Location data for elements
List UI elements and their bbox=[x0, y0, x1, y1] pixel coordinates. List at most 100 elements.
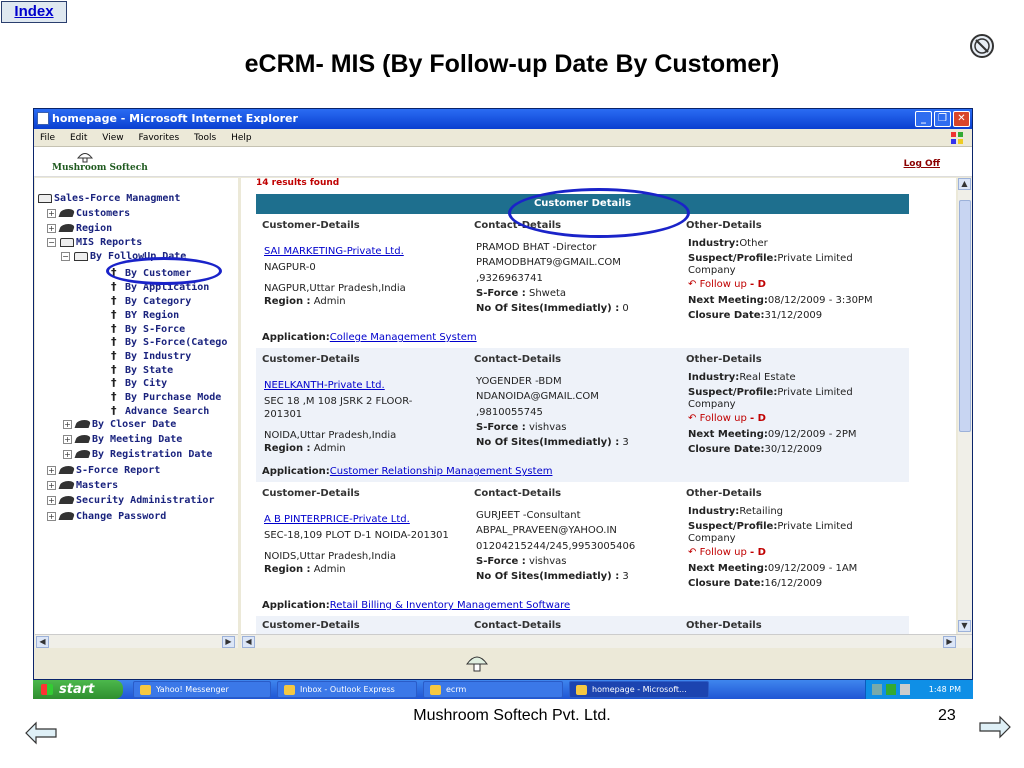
tree-item-customers[interactable]: + Customers bbox=[47, 208, 130, 219]
tree-item-by-state[interactable]: † By State bbox=[111, 363, 173, 376]
other-suspect-cont: Company bbox=[688, 533, 736, 544]
tree-item-change-password[interactable]: + Change Password bbox=[47, 511, 166, 522]
tree-item-by-category[interactable]: † By Category bbox=[111, 294, 191, 307]
tree-item-masters[interactable]: + Masters bbox=[47, 480, 118, 491]
previous-arrow-icon[interactable] bbox=[24, 718, 58, 748]
application-label: Application: bbox=[262, 466, 330, 477]
footer-company: Mushroom Softech Pvt. Ltd. bbox=[413, 707, 611, 724]
customer-record: Customer-Details Contact-Details Other-Det… bbox=[256, 348, 909, 482]
expand-icon[interactable]: + bbox=[47, 208, 56, 218]
tree-item-by-meeting-date[interactable]: + By Meeting Date bbox=[63, 434, 182, 445]
tree-item-label: By Customer bbox=[125, 268, 192, 279]
application-link[interactable]: College Management System bbox=[330, 332, 477, 343]
tree-item-by-s-force[interactable]: † By S-Force bbox=[111, 322, 185, 335]
tree-item-by-application[interactable]: † By Application bbox=[111, 280, 209, 293]
scroll-thumb[interactable] bbox=[959, 200, 971, 432]
followup-label: Follow up bbox=[699, 547, 747, 558]
tree-item-by-customer[interactable]: † By Customer bbox=[111, 266, 191, 279]
tree-item-mis-reports[interactable]: − MIS Reports bbox=[47, 237, 142, 248]
suspect-label: Suspect/Profile: bbox=[688, 253, 778, 264]
sites-label: No Of Sites(Immediatly) : bbox=[476, 303, 620, 314]
restore-button[interactable]: ❐ bbox=[934, 111, 951, 127]
tree-item-region[interactable]: + Region bbox=[47, 223, 112, 234]
minimize-button[interactable]: _ bbox=[915, 111, 932, 127]
collapse-icon[interactable]: − bbox=[47, 237, 56, 247]
folder-icon bbox=[430, 685, 441, 695]
menu-tools[interactable]: Tools bbox=[194, 133, 216, 143]
tree-item-by-followup-date[interactable]: − By FollowUp Date bbox=[61, 251, 186, 262]
followup-link[interactable]: ↶ Follow up - D bbox=[688, 278, 766, 291]
expand-icon[interactable]: + bbox=[47, 223, 56, 233]
menu-view[interactable]: View bbox=[102, 133, 123, 143]
scroll-up-arrow[interactable]: ▲ bbox=[958, 178, 971, 190]
tree-horizontal-scrollbar[interactable]: ◀ ▶ bbox=[35, 634, 238, 648]
leaf-node-icon: † bbox=[111, 349, 117, 362]
customer-name-link[interactable]: SAI MARKETING-Private Ltd. bbox=[264, 245, 404, 258]
collapse-icon[interactable]: − bbox=[61, 251, 70, 261]
tree-item-advance-search[interactable]: † Advance Search bbox=[111, 404, 209, 417]
contact-person: PRAMOD BHAT -Director bbox=[476, 242, 597, 253]
closure-label: Closure Date: bbox=[688, 310, 765, 321]
next-meeting: Next Meeting:08/12/2009 - 3:30PM bbox=[688, 294, 873, 307]
tree-item-label: By City bbox=[125, 378, 168, 389]
leaf-node-icon: † bbox=[111, 363, 117, 376]
expand-icon[interactable]: + bbox=[47, 511, 56, 521]
tree-item-by-city[interactable]: † By City bbox=[111, 376, 167, 389]
book-icon bbox=[74, 251, 88, 261]
tree-item-by-registration-date[interactable]: + By Registration Date bbox=[63, 449, 212, 460]
tree-item-security-administratior[interactable]: + Security Administratior bbox=[47, 495, 214, 506]
expand-icon[interactable]: + bbox=[47, 495, 56, 505]
tree-item-by-s-force-catego[interactable]: † By S-Force(Catego bbox=[111, 335, 227, 348]
application-row: Application:College Management System bbox=[262, 331, 477, 344]
logoff-link[interactable]: Log Off bbox=[904, 159, 940, 169]
tree-item-by-purchase-mode[interactable]: † By Purchase Mode bbox=[111, 390, 221, 403]
task-yahoo-messenger[interactable]: Yahoo! Messenger bbox=[133, 681, 271, 698]
followup-link[interactable]: ↶ Follow up - D bbox=[688, 546, 766, 559]
closure-date: Closure Date:16/12/2009 bbox=[688, 577, 822, 590]
next-meeting-value: 09/12/2009 - 2PM bbox=[767, 429, 857, 440]
menu-favorites[interactable]: Favorites bbox=[138, 133, 179, 143]
tree-item-label: Masters bbox=[76, 480, 119, 491]
expand-icon[interactable]: + bbox=[47, 480, 56, 490]
next-arrow-icon[interactable] bbox=[978, 712, 1012, 742]
start-button[interactable]: start bbox=[33, 680, 123, 699]
expand-icon[interactable]: + bbox=[63, 419, 72, 429]
customer-name-link[interactable]: NEELKANTH-Private Ltd. bbox=[264, 379, 385, 392]
main-scroll-left-arrow[interactable]: ◀ bbox=[242, 636, 255, 648]
menu-file[interactable]: File bbox=[40, 133, 55, 143]
tree-item-by-closer-date[interactable]: + By Closer Date bbox=[63, 419, 176, 430]
tree-item-s-force-report[interactable]: + S-Force Report bbox=[47, 465, 160, 476]
tree-item-sales-force-managment[interactable]: −Sales-Force Managment bbox=[35, 193, 180, 204]
tray-icons[interactable] bbox=[872, 684, 916, 695]
task-internet-explorer[interactable]: homepage - Microsoft... bbox=[569, 681, 709, 698]
tree-item-by-region[interactable]: † BY Region bbox=[111, 308, 179, 321]
main-horizontal-scrollbar[interactable]: ◀ ▶ bbox=[241, 634, 972, 648]
leaf-node-icon: † bbox=[111, 376, 117, 389]
application-link[interactable]: Retail Billing & Inventory Management So… bbox=[330, 600, 570, 611]
followup-link[interactable]: ↶ Follow up - D bbox=[688, 412, 766, 425]
index-link[interactable]: Index bbox=[1, 1, 67, 23]
scroll-right-arrow[interactable]: ▶ bbox=[222, 636, 235, 648]
customer-details-header: Customer Details bbox=[256, 194, 909, 214]
customer-name-link[interactable]: A B PINTERPRICE-Private Ltd. bbox=[264, 513, 410, 526]
menu-help[interactable]: Help bbox=[231, 133, 252, 143]
scroll-left-arrow[interactable]: ◀ bbox=[36, 636, 49, 648]
task-ecrm-folder[interactable]: ecrm bbox=[423, 681, 563, 698]
expand-icon[interactable]: + bbox=[63, 449, 72, 459]
scroll-down-arrow[interactable]: ▼ bbox=[958, 620, 971, 632]
application-link[interactable]: Customer Relationship Management System bbox=[330, 466, 553, 477]
menu-edit[interactable]: Edit bbox=[70, 133, 87, 143]
contact-phone: ,9326963741 bbox=[476, 273, 543, 284]
closure-label: Closure Date: bbox=[688, 578, 765, 589]
main-scroll-right-arrow[interactable]: ▶ bbox=[943, 636, 956, 648]
prohibited-icon[interactable] bbox=[968, 32, 996, 60]
close-button[interactable]: ✕ bbox=[953, 111, 970, 127]
expand-icon[interactable]: + bbox=[63, 434, 72, 444]
expand-icon[interactable]: + bbox=[47, 465, 56, 475]
task-outlook-express[interactable]: Inbox - Outlook Express bbox=[277, 681, 417, 698]
tree-item-by-industry[interactable]: † By Industry bbox=[111, 349, 191, 362]
col-customer-details: Customer-Details bbox=[262, 620, 360, 631]
sforce-label: S-Force : bbox=[476, 556, 526, 567]
col-customer-details: Customer-Details bbox=[262, 220, 360, 231]
vertical-scrollbar[interactable]: ▲ ▼ bbox=[958, 178, 972, 634]
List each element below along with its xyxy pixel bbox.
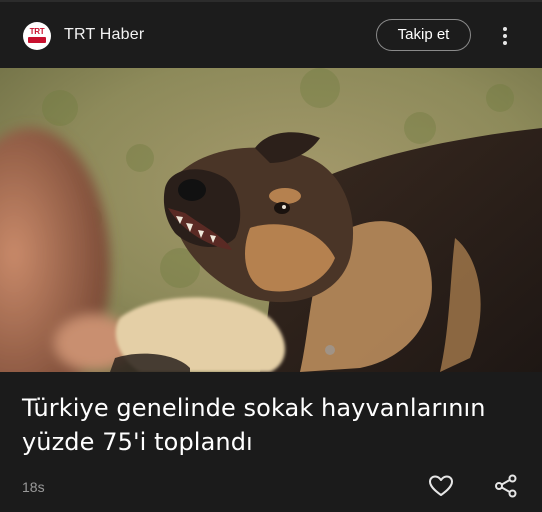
share-icon[interactable]	[494, 474, 518, 498]
follow-button[interactable]: Takip et	[376, 19, 471, 51]
article-image[interactable]	[0, 68, 542, 372]
divider	[0, 0, 542, 2]
news-card[interactable]: TRT TRT Haber Takip et Türkiye genelinde…	[0, 0, 542, 512]
logo-text: TRT	[29, 27, 45, 36]
more-vert-icon[interactable]	[498, 26, 512, 46]
card-header: TRT TRT Haber Takip et	[0, 0, 542, 68]
timestamp: 18s	[22, 479, 45, 495]
source-logo[interactable]: TRT	[23, 22, 51, 50]
heart-icon[interactable]	[428, 474, 454, 498]
logo-bar	[28, 37, 46, 43]
article-headline[interactable]: Türkiye genelinde sokak hayvanlarının yü…	[22, 391, 532, 459]
source-name[interactable]: TRT Haber	[64, 26, 144, 44]
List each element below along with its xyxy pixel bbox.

SET EXERCISE:
Copy out everything in the records from the line containing "474, 518, 498]" down to the line containing "479, 45, 495]", both lines included, reproducing each line character for character.

FINAL ANSWER:
share-icon[interactable]	[494, 474, 518, 498]
follow-button[interactable]: Takip et	[376, 19, 471, 51]
article-image[interactable]	[0, 68, 542, 372]
divider	[0, 0, 542, 2]
news-card[interactable]: TRT TRT Haber Takip et Türkiye genelinde…	[0, 0, 542, 512]
logo-text: TRT	[29, 27, 45, 36]
more-vert-icon[interactable]	[498, 26, 512, 46]
card-header: TRT TRT Haber Takip et	[0, 0, 542, 68]
timestamp: 18s	[22, 479, 45, 495]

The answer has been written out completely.